WHAT TO WORK ON:
- a) In the passage on Egypt's languages and history, in what year were Greek and Coptic dropped as administrative languages in favor of Arabic?
- b) Reproduce the part of the passage on Egypt's languages and history between "In Byzantine Egypt, both" and "under Arab rule.", inclusive, without changing a word.

Begin TEXT SEGMENT

The recorded history of Egyptian Arabic as a separate dialect begins in Ottoman Egypt with a document by a 17th century author writing about the peculiarities of the speech of the Egyptian people.[43] This suggests that the language by then was spoken by the majority of Egyptians. It is represented in a body of vernacular literature comprising novels, plays and poetry published over the course of the nineteenth and twentieth centuries. Classical Arabic is also a significant cultural element in Egyptian culture, as Egyptian novelists and poets were among the first to experiment with modern styles of Arabic literature, and the forms they developed have been widely imitated.
In Byzantine Egypt, both the native Coptic language (the direct descendant of the ancient Egyptian language) and Koine Greek were in use for administrative purposes. Following the Muslim conquest of Egypt in the 7th century, Egypt came under Arab rule.
Use of both Greek and Coptic as administrative languages was discontinued in favour of the Arabic language in 705, and Coptic suffered a continuous decline over the following centuries. Especially under Mamluk rule, speakers of Coptic were actively persecuted.[44][45] The Coptic language was virtually extinct by the 18th century, although it remained in continuous use as the liturgical language of Coptic Christianity. Since the 19th century, there have been attempts at revival (see Liberal Egyptian Party), and it is now reported as the native language of a few hundred members of the Egyptian diaspora.[46]
Ancient Egypt sees a succession of thirty dynasties spanning three millennia, during which Egyptian culture underwent significant development in terms of religion, arts, language and customs. Egypt fell under "foreign rulers", the Hyksos, in the Middle Bronze Age, which the native nobility managed to expel by the Late Bronze Age, initiating the New Kingdom of Egypt which rose to the status of an "Empire" under Thutmose III. It remained a super-regional power throughout the successful 19th and 20th dynasties (the Amarna Period and the Ramesside Period), lasting into the Early Iron Age. The Bronze Age collapse that had afflicted the Mesopotamian empires reached Egypt with some delay, and it was only in the 11th century BC that the Empire declined, falling into the comparative obscurity of the Third Intermediate Period of Egypt. The 25th dynasty of Nubian rulers was again briefly replaced by native nobility in the 7th century BC, but in 525 BC, Egypt fell under Persian rule. Alexander the Great was greeted as a liberator when he conquered Egypt in 332 BC. The Late Period of ancient Egypt is taken to end with his death in 323 BC. The Ptolemaic dynasty ruled Egypt from 305 BC to 30 BC and introduced Hellenic culture to Egyptians.

End TEXT SEGMENT
Begin DATA LISTING

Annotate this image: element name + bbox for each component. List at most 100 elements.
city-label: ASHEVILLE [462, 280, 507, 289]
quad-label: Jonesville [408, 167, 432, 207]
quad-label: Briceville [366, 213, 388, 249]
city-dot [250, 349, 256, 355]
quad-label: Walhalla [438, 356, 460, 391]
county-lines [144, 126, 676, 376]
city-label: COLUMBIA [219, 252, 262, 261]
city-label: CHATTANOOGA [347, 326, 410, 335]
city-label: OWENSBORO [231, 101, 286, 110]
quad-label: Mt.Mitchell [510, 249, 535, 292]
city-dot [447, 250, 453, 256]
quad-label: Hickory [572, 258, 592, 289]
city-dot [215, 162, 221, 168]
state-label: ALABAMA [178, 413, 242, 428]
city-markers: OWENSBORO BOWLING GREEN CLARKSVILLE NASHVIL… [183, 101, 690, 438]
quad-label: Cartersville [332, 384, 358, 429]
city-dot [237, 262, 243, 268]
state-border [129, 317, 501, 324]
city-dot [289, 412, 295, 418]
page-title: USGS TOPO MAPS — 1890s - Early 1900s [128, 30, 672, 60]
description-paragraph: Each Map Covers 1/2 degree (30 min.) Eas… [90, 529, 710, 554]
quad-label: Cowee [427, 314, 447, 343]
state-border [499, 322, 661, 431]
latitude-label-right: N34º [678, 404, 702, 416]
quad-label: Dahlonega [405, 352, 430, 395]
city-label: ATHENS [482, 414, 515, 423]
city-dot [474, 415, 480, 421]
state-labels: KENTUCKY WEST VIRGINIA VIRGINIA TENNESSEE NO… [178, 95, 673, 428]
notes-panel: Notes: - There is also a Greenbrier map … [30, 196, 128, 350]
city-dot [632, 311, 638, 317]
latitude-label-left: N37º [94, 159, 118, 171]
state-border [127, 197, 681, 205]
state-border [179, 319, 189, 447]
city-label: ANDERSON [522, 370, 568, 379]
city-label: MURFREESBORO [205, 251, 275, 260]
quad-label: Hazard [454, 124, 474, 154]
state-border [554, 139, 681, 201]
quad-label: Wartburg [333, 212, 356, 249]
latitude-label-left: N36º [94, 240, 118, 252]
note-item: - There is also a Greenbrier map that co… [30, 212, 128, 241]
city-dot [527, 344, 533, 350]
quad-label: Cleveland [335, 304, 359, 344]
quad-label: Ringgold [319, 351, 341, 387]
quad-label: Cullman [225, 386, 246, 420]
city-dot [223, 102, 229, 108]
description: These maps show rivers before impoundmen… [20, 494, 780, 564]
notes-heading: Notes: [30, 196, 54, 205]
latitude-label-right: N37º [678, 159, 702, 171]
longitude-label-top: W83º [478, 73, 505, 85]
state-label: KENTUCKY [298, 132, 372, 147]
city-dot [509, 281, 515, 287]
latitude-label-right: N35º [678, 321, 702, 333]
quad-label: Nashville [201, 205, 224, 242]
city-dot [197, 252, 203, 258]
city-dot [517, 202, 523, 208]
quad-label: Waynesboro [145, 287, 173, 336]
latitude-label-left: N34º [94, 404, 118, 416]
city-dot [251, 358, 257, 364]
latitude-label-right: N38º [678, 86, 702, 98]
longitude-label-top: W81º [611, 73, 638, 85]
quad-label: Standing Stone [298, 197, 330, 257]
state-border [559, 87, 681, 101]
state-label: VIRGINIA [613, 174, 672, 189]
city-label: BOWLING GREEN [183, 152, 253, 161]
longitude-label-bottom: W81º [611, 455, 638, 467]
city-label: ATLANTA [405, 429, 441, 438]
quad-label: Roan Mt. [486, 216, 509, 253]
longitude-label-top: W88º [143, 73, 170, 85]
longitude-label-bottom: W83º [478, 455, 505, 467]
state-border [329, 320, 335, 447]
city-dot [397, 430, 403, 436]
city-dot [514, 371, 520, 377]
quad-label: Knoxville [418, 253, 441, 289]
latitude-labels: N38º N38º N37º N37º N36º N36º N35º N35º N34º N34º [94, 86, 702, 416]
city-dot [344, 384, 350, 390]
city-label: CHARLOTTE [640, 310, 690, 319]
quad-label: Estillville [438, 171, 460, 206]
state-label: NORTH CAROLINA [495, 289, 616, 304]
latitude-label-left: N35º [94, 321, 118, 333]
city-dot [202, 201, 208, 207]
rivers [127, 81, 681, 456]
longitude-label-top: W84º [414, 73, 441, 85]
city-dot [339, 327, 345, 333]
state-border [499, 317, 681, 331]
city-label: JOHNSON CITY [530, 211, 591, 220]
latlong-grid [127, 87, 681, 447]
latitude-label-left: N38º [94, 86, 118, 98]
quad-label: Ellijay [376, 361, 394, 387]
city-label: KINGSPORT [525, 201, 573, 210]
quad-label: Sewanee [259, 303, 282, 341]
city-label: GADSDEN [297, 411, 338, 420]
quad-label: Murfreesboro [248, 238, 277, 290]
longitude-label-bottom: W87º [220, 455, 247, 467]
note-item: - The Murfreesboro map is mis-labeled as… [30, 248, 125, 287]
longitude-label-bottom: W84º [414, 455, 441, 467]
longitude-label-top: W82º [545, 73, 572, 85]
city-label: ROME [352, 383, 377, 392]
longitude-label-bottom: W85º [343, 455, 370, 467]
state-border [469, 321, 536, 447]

End DATA LISTING

WRITTEN RESPONSES:
- a) 705

- b)
In Byzantine Egypt, both the native Coptic language (the direct descendant of the ancient Egyptian language) and Koine Greek were in use for administrative purposes. Following the Muslim conquest of Egypt in the 7th century, Egypt came under Arab rule.